## Your goal
Gather up all lines that carry the word "Dette".

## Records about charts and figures

______

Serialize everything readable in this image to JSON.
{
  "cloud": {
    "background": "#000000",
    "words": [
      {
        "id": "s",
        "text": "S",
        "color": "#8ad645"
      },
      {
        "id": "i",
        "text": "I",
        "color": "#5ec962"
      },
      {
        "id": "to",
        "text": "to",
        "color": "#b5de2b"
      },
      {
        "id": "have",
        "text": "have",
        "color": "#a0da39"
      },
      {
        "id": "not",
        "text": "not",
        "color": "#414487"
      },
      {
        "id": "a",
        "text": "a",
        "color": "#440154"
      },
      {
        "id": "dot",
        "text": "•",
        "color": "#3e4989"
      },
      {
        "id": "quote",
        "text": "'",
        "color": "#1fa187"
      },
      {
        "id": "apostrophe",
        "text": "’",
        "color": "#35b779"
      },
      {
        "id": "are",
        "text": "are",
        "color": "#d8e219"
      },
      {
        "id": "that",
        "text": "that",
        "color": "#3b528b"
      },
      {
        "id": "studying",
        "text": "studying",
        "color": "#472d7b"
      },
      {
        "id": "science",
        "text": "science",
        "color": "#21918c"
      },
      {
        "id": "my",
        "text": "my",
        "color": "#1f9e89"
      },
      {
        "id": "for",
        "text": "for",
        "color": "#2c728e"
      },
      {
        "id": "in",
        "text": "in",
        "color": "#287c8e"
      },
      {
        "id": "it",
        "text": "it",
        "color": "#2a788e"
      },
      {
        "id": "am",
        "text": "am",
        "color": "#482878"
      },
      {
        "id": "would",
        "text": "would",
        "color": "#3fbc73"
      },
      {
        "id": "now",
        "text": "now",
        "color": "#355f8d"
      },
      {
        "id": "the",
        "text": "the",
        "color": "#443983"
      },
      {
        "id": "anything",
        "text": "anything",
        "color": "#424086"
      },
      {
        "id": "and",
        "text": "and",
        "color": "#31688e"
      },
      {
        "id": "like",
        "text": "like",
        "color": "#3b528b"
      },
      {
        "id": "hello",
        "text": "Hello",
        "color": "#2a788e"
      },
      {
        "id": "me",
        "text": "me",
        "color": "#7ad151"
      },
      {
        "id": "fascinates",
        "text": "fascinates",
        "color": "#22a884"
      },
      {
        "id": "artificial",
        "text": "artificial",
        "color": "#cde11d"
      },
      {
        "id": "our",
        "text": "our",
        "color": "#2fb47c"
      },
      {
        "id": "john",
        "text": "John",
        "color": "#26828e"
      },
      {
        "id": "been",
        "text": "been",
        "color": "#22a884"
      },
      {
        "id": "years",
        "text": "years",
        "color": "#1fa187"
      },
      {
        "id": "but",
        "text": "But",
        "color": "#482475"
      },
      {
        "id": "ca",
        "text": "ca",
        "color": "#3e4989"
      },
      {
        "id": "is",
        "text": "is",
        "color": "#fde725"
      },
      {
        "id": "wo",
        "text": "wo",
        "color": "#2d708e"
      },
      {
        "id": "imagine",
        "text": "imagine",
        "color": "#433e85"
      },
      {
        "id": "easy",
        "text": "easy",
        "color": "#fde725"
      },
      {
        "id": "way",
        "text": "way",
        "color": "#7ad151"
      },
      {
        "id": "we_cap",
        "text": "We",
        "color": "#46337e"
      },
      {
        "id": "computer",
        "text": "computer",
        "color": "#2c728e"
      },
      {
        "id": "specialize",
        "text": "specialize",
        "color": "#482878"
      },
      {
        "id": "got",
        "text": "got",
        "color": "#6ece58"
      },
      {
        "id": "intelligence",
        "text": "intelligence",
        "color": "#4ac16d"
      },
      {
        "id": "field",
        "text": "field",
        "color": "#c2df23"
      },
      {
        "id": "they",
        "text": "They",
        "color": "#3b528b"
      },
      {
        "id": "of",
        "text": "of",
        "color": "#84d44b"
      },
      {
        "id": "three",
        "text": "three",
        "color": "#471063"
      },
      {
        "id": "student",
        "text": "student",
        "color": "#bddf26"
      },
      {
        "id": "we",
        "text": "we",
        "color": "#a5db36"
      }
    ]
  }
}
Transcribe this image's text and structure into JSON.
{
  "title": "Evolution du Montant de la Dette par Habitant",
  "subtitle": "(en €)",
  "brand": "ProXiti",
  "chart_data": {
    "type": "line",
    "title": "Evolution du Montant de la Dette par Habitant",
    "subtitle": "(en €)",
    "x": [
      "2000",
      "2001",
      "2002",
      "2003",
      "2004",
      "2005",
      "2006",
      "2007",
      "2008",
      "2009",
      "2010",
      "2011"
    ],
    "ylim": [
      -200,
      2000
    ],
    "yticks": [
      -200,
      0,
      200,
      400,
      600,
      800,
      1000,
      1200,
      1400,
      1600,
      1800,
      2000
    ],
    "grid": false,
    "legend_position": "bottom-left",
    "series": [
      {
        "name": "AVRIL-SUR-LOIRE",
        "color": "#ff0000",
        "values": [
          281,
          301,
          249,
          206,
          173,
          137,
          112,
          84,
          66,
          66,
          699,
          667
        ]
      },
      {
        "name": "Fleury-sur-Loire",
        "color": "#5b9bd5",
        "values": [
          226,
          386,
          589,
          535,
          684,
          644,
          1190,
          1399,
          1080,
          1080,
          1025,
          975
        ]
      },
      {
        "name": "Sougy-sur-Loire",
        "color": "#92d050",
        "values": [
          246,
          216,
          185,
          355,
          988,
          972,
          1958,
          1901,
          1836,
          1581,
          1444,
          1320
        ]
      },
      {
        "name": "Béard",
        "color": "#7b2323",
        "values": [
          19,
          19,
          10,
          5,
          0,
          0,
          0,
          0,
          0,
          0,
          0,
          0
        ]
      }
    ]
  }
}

______

## Worked solution
  "title": "Evolution du Montant de la Dette par Habitant",
    "title": "Evolution du Montant de la Dette par Habitant",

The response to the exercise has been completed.